— Set task —
Wherever "Dirty" appears in a line, list that line.

[Records from a dataset]
══════════════════════════════
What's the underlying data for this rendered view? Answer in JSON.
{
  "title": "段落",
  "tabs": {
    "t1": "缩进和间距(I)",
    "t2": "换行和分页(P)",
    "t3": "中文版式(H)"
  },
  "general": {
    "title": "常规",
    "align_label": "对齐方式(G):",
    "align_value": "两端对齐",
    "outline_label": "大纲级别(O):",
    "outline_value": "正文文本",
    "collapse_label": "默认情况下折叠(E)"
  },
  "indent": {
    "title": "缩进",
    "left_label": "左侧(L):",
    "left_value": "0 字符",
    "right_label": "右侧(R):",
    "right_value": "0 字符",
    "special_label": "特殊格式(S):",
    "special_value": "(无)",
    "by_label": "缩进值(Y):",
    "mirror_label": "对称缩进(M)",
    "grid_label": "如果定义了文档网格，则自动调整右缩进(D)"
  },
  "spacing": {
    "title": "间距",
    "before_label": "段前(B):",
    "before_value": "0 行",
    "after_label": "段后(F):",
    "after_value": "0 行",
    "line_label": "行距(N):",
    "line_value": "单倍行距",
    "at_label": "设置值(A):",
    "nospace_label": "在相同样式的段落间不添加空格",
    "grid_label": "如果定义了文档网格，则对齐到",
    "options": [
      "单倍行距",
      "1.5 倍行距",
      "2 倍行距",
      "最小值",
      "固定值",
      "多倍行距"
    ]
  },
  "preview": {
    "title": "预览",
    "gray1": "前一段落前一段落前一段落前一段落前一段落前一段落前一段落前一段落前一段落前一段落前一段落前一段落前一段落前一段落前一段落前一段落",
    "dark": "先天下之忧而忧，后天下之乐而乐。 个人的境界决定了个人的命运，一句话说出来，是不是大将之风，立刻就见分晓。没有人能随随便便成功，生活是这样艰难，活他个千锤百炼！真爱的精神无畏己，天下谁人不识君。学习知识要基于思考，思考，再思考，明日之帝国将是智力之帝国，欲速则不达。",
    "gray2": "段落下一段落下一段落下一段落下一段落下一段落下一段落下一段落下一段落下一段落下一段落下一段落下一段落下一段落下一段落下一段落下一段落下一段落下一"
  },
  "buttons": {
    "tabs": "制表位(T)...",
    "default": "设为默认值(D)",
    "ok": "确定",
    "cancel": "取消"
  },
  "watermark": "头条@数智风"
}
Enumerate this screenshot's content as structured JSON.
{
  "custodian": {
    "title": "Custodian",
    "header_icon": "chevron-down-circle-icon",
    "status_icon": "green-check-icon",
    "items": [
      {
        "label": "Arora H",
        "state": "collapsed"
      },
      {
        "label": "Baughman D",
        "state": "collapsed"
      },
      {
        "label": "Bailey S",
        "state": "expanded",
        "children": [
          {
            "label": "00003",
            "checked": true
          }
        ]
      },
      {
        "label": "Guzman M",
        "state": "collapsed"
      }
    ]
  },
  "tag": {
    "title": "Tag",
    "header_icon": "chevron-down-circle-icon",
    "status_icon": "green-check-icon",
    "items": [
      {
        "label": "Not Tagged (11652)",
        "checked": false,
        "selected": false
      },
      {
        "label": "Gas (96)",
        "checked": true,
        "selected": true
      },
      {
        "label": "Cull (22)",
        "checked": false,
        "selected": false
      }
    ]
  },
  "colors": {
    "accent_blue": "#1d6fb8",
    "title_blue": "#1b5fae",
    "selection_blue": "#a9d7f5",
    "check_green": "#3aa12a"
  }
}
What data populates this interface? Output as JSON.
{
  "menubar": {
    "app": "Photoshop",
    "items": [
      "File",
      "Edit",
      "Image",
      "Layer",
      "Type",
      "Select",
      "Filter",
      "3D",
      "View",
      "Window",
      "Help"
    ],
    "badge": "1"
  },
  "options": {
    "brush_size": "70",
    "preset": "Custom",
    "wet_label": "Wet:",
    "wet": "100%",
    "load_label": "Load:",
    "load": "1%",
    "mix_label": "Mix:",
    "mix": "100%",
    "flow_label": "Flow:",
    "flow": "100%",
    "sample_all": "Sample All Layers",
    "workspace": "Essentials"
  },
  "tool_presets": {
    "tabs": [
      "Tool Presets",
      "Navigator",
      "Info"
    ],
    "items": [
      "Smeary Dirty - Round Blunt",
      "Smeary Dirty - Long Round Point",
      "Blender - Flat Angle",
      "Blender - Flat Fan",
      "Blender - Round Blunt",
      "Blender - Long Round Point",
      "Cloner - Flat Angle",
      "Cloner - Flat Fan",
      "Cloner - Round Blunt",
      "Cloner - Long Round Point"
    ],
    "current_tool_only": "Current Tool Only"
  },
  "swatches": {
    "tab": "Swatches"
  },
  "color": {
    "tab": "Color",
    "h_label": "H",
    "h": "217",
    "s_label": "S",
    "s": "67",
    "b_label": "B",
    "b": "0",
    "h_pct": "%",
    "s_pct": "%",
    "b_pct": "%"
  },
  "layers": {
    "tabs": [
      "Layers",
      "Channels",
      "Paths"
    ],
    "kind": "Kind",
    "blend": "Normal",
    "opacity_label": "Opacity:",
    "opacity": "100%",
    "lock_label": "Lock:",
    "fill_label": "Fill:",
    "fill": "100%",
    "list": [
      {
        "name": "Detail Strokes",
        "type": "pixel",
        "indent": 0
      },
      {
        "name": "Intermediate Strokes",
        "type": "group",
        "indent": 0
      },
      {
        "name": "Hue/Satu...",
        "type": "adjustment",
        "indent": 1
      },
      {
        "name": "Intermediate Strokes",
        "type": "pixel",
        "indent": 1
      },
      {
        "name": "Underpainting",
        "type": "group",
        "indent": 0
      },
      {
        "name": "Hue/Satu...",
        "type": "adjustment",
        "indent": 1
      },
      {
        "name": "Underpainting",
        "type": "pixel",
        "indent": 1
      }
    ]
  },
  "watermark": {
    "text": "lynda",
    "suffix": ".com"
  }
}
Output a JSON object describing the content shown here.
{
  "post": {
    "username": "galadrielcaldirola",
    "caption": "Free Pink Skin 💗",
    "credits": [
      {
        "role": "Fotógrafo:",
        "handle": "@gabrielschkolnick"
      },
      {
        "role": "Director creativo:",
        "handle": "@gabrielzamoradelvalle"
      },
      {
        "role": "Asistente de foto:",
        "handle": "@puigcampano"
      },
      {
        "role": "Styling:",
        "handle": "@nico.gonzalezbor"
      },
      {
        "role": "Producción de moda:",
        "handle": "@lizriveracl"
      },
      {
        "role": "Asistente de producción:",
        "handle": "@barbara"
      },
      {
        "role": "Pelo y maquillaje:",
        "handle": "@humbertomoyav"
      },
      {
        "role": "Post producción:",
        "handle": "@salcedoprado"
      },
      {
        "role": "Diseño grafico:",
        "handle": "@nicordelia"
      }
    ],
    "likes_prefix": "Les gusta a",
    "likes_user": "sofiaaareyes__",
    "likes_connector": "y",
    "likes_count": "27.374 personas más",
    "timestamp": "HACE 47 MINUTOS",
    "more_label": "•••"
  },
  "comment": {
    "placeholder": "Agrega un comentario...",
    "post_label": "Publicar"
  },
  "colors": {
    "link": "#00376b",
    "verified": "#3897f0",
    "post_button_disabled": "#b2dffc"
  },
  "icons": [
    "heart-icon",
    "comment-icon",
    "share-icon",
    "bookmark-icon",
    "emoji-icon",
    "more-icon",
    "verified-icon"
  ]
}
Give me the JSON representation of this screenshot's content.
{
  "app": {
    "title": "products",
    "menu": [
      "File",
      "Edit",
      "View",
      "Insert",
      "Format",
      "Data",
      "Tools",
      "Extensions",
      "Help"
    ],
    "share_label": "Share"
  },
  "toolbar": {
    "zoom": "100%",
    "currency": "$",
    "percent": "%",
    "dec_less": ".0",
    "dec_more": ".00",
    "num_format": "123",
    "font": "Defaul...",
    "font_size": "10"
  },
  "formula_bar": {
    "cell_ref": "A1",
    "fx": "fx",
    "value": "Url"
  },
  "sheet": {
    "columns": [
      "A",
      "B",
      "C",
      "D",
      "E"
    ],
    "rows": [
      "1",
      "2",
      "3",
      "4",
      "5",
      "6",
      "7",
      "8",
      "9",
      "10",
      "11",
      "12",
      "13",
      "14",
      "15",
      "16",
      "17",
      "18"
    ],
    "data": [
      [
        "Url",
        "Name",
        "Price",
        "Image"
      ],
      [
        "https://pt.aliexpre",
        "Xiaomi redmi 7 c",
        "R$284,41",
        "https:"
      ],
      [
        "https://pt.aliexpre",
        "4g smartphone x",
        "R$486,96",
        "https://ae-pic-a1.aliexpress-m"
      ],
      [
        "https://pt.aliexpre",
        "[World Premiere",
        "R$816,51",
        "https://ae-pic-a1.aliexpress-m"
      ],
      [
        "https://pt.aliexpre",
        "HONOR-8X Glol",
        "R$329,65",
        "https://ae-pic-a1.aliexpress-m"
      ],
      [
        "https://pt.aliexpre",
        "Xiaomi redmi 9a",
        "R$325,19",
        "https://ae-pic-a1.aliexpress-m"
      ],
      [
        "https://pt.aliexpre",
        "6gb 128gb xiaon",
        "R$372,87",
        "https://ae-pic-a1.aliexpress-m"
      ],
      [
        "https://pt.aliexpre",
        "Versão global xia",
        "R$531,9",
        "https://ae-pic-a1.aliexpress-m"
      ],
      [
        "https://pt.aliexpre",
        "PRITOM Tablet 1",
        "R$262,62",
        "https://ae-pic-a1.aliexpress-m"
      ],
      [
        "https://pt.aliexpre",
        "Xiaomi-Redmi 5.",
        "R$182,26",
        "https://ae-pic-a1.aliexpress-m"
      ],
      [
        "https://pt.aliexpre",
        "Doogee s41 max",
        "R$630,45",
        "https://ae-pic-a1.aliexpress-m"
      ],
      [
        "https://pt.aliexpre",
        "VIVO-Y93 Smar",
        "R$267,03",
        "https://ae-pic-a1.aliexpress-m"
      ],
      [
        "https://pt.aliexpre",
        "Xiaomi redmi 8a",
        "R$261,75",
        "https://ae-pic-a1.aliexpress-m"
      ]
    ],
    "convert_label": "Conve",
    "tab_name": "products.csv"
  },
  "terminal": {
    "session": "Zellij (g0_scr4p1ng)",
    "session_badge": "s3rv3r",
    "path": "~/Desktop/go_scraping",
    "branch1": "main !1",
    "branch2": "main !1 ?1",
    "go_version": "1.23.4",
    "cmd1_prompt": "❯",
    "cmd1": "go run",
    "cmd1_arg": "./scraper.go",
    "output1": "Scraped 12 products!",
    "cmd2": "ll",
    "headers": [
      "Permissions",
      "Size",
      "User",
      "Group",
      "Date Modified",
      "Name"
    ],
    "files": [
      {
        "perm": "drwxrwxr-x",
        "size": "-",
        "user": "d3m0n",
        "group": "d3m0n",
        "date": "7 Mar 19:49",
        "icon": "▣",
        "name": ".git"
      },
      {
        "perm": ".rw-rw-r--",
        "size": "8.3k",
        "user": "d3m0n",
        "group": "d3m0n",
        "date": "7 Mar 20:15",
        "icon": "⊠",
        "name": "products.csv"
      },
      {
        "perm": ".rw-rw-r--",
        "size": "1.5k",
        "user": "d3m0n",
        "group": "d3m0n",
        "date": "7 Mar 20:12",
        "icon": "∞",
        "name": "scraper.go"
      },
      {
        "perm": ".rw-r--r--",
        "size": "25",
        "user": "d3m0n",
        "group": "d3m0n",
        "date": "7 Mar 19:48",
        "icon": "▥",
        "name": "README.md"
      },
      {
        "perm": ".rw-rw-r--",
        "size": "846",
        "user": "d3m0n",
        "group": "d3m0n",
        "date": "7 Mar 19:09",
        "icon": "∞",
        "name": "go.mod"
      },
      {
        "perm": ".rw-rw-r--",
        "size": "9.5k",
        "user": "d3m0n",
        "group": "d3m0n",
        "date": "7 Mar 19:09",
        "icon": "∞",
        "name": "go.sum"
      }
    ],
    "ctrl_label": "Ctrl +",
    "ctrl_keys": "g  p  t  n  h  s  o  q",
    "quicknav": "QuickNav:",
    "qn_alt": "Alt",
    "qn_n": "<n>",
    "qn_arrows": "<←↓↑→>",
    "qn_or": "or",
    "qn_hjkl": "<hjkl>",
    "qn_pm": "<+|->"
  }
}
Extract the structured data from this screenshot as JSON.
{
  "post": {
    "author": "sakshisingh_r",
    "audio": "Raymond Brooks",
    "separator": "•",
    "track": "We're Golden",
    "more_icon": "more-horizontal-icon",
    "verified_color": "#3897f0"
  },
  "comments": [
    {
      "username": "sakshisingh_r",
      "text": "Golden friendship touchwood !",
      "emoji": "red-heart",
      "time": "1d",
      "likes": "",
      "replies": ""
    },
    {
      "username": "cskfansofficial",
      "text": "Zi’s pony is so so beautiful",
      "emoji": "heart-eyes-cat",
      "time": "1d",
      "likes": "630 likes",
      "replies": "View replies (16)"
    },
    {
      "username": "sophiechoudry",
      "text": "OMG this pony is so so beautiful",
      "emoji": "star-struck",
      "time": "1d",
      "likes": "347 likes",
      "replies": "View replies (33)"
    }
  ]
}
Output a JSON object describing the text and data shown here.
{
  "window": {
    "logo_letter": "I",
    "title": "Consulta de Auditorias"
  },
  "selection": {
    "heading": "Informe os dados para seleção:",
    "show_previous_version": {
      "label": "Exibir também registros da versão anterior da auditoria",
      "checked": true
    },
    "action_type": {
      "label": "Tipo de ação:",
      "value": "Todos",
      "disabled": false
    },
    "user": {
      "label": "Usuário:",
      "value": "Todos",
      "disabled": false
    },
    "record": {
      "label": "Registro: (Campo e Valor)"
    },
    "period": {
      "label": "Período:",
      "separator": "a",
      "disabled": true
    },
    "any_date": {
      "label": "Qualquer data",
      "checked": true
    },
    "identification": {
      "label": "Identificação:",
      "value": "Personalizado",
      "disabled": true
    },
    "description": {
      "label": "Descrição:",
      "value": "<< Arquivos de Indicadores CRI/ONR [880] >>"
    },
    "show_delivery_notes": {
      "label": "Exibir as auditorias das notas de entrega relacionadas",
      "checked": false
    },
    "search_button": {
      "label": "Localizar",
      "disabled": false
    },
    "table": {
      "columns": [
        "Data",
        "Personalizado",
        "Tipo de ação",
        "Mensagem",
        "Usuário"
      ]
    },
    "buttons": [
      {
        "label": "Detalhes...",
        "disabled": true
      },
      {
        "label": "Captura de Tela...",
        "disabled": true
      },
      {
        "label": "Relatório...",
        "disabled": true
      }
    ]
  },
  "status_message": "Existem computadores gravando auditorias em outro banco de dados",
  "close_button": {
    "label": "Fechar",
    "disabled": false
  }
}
══════════════════════════════
— Exercise output —
      "Smeary Dirty - Round Blunt",
      "Smeary Dirty - Long Round Point",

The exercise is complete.